— begin —
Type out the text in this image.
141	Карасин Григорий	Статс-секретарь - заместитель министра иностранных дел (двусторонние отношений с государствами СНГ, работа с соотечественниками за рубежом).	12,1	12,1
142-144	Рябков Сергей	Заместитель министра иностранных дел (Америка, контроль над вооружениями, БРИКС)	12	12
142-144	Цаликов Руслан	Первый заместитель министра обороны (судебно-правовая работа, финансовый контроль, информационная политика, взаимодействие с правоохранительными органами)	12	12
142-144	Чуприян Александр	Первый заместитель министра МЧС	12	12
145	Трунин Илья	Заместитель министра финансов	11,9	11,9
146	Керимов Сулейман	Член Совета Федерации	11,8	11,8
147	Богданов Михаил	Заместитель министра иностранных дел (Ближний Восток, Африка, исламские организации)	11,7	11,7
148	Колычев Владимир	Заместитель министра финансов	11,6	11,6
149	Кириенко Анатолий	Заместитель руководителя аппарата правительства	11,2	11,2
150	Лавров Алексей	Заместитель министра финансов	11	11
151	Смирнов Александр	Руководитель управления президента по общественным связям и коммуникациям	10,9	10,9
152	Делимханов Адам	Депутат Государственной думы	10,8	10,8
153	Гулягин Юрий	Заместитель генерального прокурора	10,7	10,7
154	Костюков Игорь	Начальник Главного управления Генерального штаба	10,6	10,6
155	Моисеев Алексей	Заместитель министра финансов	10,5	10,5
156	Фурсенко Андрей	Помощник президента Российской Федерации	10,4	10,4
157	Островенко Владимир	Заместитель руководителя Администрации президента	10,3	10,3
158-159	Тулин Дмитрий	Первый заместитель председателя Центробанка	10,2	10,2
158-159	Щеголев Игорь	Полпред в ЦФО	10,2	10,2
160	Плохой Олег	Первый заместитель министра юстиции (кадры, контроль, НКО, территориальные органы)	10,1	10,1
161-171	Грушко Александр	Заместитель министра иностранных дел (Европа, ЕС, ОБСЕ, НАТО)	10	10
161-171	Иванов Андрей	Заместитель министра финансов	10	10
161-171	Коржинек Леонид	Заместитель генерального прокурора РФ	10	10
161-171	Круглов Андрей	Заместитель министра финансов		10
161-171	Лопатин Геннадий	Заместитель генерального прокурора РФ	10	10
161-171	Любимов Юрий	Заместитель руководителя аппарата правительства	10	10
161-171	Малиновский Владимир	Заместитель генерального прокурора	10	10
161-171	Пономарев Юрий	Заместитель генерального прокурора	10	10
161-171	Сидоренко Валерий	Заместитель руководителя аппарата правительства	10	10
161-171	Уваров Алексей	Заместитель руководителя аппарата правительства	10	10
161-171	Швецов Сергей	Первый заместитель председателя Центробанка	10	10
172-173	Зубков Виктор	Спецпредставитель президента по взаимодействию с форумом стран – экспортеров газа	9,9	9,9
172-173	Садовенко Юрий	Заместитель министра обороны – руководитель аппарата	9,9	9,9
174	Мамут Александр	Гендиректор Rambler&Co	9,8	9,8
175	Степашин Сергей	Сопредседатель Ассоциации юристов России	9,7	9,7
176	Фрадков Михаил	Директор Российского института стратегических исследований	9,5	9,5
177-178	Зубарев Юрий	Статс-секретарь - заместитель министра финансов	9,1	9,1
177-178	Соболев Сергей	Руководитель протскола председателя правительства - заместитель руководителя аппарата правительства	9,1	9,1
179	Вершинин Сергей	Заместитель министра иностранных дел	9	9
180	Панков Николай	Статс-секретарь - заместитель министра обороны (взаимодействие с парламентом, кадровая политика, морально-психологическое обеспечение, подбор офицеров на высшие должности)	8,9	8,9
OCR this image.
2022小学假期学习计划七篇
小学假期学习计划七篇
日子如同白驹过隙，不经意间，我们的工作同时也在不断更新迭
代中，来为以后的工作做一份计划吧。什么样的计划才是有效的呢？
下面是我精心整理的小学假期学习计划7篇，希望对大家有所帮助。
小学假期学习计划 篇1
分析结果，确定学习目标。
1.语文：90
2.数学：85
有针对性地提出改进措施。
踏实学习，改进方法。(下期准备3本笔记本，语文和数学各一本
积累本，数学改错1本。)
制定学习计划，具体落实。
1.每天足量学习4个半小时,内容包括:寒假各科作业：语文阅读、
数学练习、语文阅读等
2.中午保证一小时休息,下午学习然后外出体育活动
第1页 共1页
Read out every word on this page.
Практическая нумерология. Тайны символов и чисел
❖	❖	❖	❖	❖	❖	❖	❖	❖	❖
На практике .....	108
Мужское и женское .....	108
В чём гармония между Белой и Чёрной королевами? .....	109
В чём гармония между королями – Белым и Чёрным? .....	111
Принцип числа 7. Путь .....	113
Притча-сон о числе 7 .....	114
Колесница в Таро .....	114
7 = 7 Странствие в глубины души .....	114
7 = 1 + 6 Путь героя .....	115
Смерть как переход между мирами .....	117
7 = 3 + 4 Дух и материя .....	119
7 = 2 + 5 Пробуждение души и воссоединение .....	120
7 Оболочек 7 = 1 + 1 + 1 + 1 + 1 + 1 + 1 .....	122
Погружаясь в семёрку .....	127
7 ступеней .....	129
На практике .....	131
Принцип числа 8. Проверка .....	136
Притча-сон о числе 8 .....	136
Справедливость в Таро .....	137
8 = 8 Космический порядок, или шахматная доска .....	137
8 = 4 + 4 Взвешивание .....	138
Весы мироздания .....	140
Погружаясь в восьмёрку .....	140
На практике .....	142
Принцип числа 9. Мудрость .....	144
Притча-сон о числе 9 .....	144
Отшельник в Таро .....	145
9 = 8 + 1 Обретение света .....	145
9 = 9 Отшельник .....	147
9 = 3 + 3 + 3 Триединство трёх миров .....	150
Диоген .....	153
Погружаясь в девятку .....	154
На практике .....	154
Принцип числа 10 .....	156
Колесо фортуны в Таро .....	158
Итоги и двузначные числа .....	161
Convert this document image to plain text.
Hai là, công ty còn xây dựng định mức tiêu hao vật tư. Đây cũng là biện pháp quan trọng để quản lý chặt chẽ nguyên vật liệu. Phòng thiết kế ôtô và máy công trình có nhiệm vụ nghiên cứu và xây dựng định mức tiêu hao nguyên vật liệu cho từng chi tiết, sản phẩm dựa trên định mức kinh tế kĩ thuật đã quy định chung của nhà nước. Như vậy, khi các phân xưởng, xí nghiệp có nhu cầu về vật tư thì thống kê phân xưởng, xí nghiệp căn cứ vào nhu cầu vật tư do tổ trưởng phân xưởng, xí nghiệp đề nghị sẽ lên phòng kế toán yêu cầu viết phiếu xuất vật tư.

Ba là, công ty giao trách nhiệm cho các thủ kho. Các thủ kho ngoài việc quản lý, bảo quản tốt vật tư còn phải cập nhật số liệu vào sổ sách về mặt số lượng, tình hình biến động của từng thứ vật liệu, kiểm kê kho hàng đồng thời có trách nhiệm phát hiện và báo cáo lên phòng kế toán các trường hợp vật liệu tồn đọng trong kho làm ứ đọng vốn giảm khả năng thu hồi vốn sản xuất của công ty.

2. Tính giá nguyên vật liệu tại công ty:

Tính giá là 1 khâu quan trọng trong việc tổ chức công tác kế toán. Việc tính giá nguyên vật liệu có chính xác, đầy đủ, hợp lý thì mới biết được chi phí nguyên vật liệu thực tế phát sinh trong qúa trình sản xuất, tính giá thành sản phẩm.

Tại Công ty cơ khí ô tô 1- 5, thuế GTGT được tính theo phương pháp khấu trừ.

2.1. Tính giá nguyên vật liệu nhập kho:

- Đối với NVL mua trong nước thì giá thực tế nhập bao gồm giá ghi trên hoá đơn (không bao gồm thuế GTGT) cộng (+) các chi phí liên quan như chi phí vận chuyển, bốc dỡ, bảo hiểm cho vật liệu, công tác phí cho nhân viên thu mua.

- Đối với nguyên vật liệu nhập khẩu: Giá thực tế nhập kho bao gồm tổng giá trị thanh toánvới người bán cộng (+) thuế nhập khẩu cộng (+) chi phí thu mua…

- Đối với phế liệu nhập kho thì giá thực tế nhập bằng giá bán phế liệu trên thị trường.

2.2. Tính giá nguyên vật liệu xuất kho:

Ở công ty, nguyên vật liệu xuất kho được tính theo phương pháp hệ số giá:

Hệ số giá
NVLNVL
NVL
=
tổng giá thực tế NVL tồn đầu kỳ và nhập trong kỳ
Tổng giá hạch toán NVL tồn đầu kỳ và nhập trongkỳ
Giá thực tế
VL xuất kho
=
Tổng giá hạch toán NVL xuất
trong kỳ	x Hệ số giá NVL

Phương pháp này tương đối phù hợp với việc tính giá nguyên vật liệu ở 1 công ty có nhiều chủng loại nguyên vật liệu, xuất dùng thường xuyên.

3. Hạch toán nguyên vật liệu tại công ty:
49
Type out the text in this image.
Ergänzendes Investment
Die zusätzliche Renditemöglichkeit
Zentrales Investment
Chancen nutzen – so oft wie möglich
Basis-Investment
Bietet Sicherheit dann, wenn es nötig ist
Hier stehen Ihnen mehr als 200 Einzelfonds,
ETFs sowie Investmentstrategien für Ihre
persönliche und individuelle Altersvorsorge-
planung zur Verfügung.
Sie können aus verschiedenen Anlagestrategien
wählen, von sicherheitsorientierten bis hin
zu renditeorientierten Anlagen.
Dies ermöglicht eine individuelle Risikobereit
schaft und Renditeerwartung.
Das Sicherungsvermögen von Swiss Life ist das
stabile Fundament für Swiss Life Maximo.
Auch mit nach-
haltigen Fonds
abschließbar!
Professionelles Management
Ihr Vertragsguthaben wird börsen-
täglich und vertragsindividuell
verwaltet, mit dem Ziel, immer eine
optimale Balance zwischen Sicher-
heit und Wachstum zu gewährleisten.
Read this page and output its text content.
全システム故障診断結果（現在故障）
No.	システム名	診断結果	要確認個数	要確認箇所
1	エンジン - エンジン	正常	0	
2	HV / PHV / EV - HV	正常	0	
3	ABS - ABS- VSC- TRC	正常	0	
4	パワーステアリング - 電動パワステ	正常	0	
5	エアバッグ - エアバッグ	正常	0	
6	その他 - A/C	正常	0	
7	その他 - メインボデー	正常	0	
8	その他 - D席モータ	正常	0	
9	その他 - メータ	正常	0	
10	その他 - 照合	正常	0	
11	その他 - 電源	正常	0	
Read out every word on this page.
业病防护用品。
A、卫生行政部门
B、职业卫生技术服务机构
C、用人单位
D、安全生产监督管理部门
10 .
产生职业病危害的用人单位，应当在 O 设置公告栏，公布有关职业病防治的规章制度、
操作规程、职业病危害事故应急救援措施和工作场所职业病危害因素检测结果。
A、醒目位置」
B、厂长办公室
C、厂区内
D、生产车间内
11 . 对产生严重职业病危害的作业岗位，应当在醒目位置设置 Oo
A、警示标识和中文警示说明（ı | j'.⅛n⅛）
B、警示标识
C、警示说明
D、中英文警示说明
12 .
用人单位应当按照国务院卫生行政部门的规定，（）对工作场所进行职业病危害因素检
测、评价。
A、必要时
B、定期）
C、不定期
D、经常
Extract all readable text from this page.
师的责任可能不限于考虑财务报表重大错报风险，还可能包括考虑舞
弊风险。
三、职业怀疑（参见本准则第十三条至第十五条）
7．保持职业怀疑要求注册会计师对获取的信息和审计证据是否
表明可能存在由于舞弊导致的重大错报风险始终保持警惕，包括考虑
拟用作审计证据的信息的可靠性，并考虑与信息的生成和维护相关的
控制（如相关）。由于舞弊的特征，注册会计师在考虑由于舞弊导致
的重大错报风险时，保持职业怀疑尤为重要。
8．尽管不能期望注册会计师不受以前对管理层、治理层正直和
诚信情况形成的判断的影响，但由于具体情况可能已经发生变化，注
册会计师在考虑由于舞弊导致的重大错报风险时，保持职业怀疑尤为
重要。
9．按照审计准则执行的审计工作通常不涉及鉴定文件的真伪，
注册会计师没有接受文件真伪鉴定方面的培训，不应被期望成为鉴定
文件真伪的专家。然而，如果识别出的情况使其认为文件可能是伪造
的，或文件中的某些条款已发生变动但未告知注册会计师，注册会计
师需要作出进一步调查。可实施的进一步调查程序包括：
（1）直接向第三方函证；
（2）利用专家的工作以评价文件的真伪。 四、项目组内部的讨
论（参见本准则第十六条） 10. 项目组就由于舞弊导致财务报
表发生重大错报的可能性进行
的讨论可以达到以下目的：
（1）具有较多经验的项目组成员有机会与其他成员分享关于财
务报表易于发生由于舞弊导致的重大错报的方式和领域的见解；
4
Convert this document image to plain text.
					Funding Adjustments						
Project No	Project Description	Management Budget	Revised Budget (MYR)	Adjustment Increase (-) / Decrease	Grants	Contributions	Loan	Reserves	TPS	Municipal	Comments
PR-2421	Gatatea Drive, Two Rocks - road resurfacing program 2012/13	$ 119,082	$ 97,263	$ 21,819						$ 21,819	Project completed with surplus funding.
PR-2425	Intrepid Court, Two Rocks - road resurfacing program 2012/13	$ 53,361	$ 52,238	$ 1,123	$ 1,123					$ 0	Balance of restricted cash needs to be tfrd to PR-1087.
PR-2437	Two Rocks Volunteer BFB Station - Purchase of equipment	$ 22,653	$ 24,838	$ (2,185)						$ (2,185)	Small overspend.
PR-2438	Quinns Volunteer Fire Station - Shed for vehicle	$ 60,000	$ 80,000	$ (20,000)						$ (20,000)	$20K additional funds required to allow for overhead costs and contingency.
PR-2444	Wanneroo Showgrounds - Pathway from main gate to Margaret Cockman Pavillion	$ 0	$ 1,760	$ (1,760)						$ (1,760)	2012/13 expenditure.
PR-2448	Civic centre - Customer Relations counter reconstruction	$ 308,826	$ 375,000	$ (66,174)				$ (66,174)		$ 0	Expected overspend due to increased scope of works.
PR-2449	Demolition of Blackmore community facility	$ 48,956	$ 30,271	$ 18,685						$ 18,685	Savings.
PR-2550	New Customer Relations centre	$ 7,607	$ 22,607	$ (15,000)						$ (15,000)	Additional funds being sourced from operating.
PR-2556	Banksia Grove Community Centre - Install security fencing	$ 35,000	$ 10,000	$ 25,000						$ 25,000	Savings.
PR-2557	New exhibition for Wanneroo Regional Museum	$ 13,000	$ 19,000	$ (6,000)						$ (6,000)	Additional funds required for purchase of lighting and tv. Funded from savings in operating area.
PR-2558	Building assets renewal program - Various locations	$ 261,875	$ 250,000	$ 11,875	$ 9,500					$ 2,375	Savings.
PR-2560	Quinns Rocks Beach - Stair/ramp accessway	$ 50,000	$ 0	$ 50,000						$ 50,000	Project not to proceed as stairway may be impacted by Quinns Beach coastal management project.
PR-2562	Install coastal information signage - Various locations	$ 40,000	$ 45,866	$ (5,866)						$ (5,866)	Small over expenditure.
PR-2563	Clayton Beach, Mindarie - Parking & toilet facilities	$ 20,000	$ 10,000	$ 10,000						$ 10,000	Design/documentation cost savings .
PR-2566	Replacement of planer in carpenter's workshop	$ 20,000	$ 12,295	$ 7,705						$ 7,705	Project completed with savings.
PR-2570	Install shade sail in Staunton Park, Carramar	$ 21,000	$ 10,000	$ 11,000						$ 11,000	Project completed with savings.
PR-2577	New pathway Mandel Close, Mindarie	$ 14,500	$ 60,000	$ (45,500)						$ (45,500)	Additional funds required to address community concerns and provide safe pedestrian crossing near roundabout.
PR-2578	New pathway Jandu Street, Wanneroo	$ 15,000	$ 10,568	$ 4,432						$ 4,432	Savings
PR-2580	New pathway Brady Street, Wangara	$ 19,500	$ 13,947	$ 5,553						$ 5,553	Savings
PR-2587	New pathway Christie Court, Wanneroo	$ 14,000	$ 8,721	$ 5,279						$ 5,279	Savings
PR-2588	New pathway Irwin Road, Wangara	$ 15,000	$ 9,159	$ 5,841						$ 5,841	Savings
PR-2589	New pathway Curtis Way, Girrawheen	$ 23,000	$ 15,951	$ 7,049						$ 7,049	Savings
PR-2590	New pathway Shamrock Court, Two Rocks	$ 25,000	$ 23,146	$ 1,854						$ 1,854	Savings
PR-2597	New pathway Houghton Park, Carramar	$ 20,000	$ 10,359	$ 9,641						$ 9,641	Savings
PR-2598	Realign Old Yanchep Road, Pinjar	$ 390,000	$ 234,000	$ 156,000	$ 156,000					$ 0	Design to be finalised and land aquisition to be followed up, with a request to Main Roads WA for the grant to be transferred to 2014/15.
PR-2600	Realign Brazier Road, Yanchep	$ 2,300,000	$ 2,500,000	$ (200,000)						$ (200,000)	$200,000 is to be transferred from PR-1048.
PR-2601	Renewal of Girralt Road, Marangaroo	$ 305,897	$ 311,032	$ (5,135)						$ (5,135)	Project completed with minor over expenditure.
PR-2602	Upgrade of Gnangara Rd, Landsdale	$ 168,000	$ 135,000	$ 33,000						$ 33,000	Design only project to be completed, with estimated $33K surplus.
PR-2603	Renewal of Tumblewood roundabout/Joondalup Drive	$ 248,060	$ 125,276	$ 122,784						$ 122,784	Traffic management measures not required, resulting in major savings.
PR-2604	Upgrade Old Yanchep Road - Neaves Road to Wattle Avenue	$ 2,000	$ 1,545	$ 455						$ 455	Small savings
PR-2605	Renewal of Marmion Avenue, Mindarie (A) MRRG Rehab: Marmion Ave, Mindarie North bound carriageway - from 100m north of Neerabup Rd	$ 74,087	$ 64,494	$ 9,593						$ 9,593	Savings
— end —
◆ REQUIREMENT: Show every line where the string "trọng" appears.

◆ THE RESULT:
Hai là, công ty còn xây dựng định mức tiêu hao vật tư. Đây cũng là biện pháp quan trọng để quản lý chặt chẽ nguyên vật liệu. Phòng thiết kế ôtô và máy công trình có nhiệm vụ nghiên cứu và xây dựng định mức tiêu hao nguyên vật liệu cho từng chi tiết, sản phẩm dựa trên định mức kinh tế kĩ thuật đã quy định chung của nhà nước. Như vậy, khi các phân xưởng, xí nghiệp có nhu cầu về vật tư thì thống kê phân xưởng, xí nghiệp căn cứ vào nhu cầu vật tư do tổ trưởng phân xưởng, xí nghiệp đề nghị sẽ lên phòng kế toán yêu cầu viết phiếu xuất vật tư.
Tính giá là 1 khâu quan trọng trong việc tổ chức công tác kế toán. Việc tính giá nguyên vật liệu có chính xác, đầy đủ, hợp lý thì mới biết được chi phí nguyên vật liệu thực tế phát sinh trong qúa trình sản xuất, tính giá thành sản phẩm.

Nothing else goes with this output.